(Short problem): Repeat each entry as written and leave the images out of the copy.

(Task inputs):
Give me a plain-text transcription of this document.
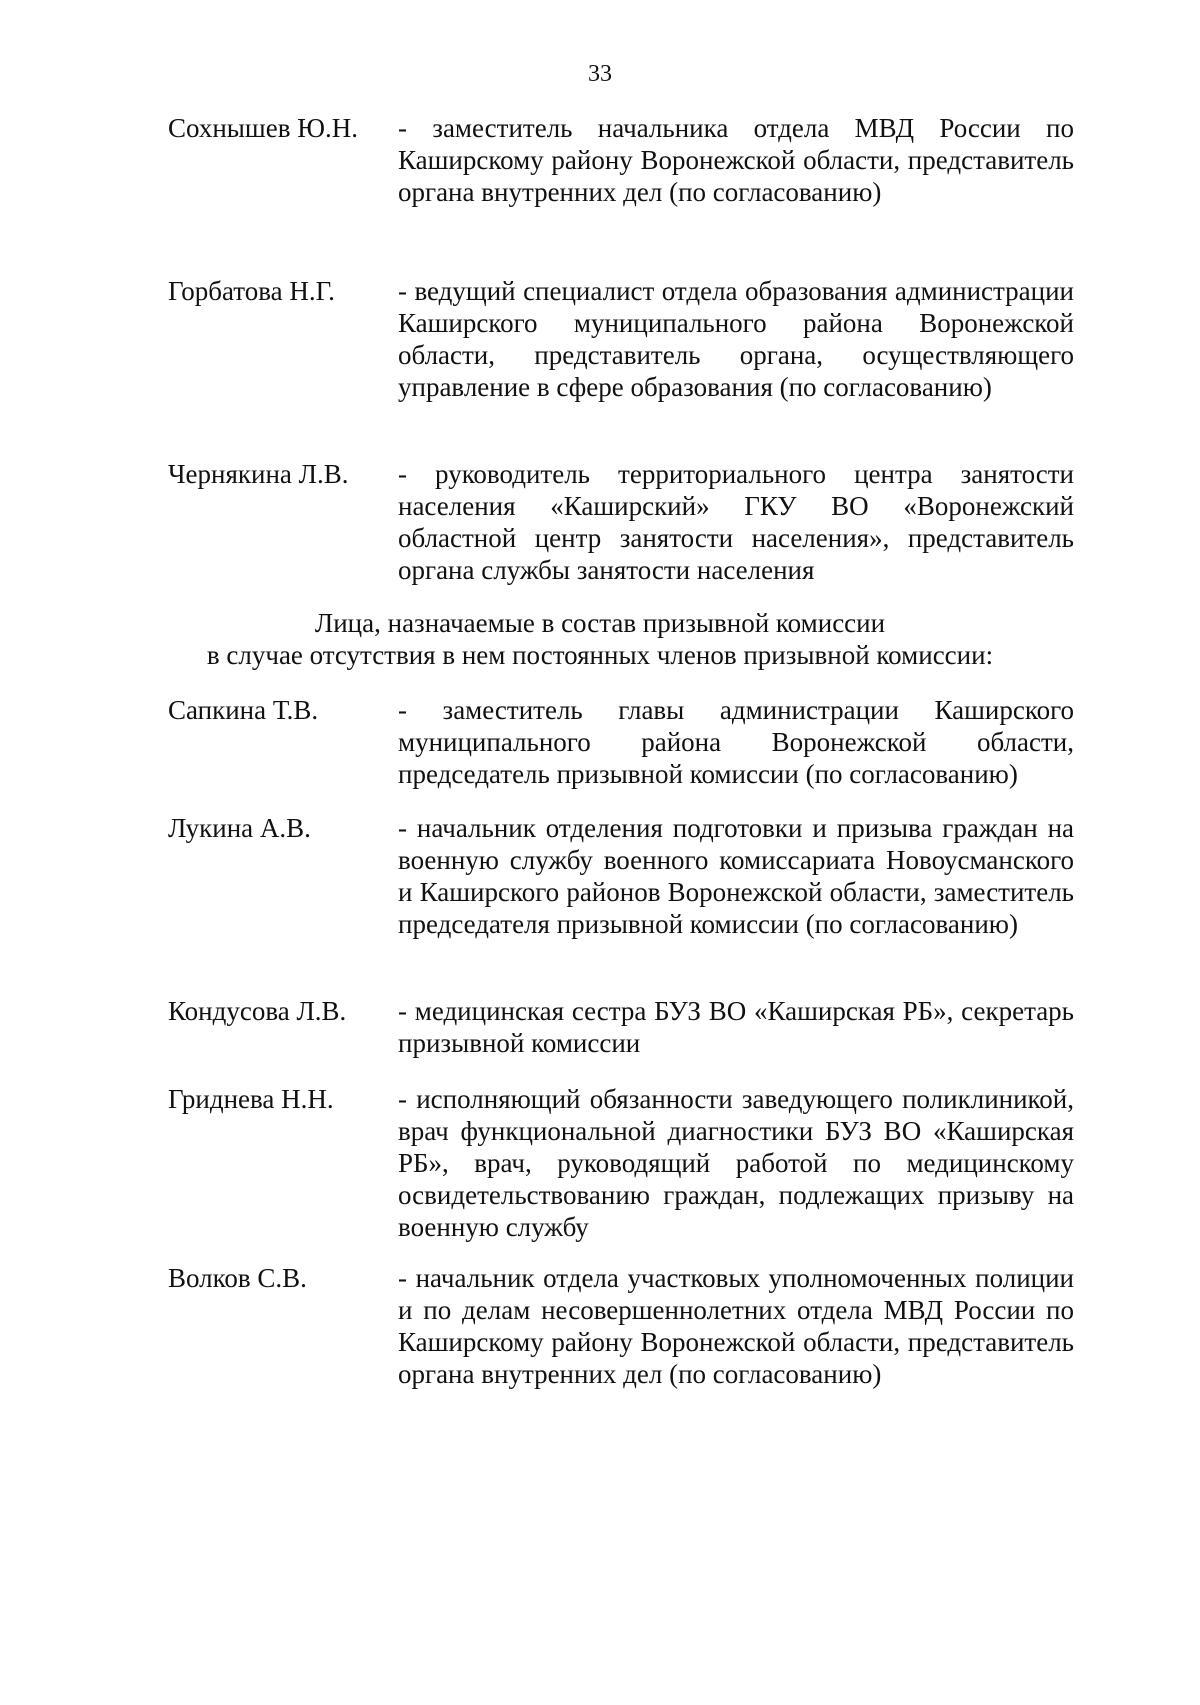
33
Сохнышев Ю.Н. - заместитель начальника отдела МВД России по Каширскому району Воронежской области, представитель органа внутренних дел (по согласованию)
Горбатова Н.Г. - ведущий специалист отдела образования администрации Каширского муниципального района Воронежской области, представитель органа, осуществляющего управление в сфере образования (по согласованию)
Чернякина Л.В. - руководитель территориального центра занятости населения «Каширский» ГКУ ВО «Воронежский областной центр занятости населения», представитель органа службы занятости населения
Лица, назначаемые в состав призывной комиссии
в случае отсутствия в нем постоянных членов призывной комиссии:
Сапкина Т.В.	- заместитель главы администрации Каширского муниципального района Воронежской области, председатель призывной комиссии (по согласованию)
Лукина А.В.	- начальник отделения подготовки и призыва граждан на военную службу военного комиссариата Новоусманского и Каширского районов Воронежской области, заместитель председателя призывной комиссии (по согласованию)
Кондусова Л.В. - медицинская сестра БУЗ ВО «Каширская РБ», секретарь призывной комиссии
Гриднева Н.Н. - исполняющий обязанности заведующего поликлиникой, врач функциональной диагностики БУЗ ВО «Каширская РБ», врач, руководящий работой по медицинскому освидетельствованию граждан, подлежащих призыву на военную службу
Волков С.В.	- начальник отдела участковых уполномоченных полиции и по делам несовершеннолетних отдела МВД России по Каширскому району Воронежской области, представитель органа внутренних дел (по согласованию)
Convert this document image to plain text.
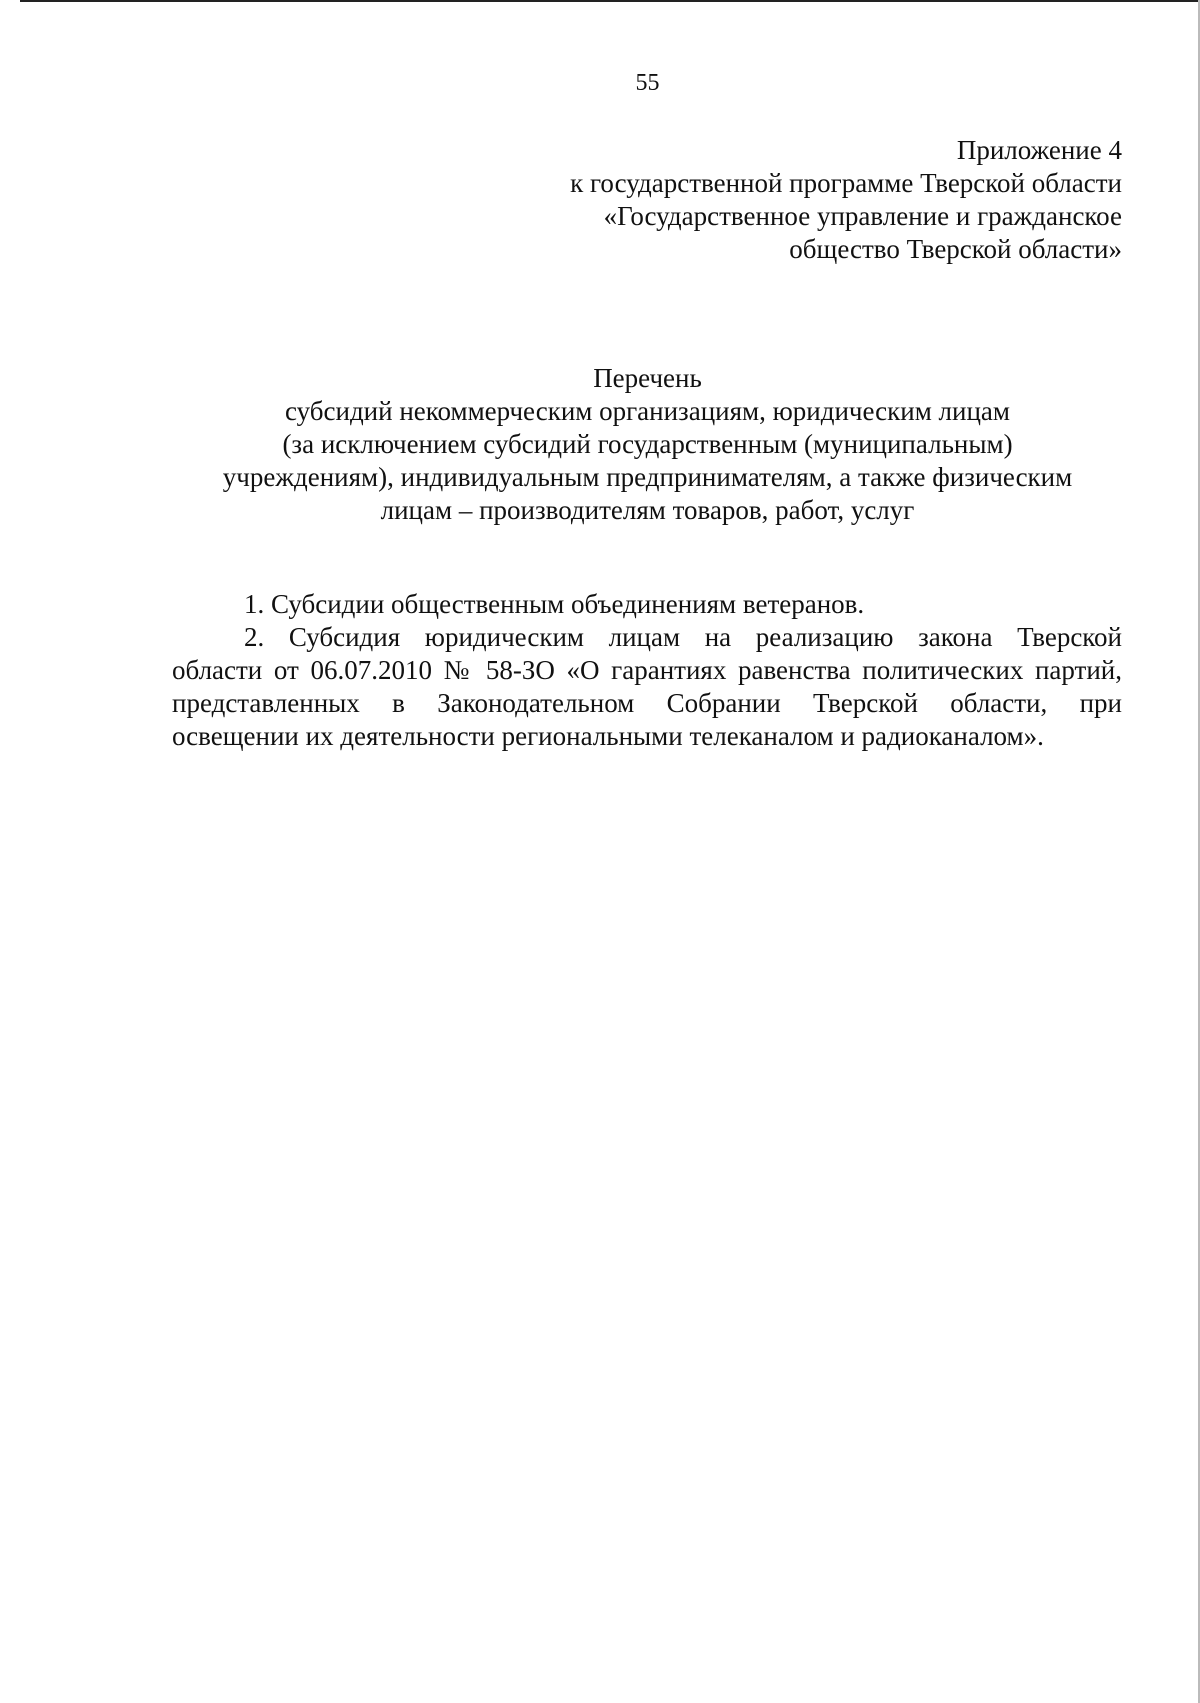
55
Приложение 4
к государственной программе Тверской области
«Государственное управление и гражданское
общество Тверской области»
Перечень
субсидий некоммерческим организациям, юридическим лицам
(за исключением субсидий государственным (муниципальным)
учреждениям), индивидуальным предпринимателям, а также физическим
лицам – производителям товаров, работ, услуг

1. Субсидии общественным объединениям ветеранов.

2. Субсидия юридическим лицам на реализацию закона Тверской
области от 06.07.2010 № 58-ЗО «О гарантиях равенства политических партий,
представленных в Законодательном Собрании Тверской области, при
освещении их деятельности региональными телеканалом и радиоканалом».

(Answer for the task):
Give me a plain-text transcription of this document.
33
Сохнышев Ю.Н. - заместитель начальника отдела МВД России по Каширскому району Воронежской области, представитель органа внутренних дел (по согласованию)
Горбатова Н.Г. - ведущий специалист отдела образования администрации Каширского муниципального района Воронежской области, представитель органа, осуществляющего управление в сфере образования (по согласованию)
Чернякина Л.В. - руководитель территориального центра занятости населения «Каширский» ГКУ ВО «Воронежский областной центр занятости населения», представитель органа службы занятости населения
Лица, назначаемые в состав призывной комиссии
в случае отсутствия в нем постоянных членов призывной комиссии:
Сапкина Т.В.	- заместитель главы администрации Каширского муниципального района Воронежской области, председатель призывной комиссии (по согласованию)
Лукина А.В.	- начальник отделения подготовки и призыва граждан на военную службу военного комиссариата Новоусманского и Каширского районов Воронежской области, заместитель председателя призывной комиссии (по согласованию)
Кондусова Л.В. - медицинская сестра БУЗ ВО «Каширская РБ», секретарь призывной комиссии
Гриднева Н.Н. - исполняющий обязанности заведующего поликлиникой, врач функциональной диагностики БУЗ ВО «Каширская РБ», врач, руководящий работой по медицинскому освидетельствованию граждан, подлежащих призыву на военную службу
Волков С.В.	- начальник отдела участковых уполномоченных полиции и по делам несовершеннолетних отдела МВД России по Каширскому району Воронежской области, представитель органа внутренних дел (по согласованию)
Convert this document image to plain text.
55
Приложение 4
к государственной программе Тверской области
«Государственное управление и гражданское
общество Тверской области»
Перечень
субсидий некоммерческим организациям, юридическим лицам
(за исключением субсидий государственным (муниципальным)
учреждениям), индивидуальным предпринимателям, а также физическим
лицам – производителям товаров, работ, услуг

1. Субсидии общественным объединениям ветеранов.

2. Субсидия юридическим лицам на реализацию закона Тверской
области от 06.07.2010 № 58-ЗО «О гарантиях равенства политических партий,
представленных в Законодательном Собрании Тверской области, при
освещении их деятельности региональными телеканалом и радиоканалом».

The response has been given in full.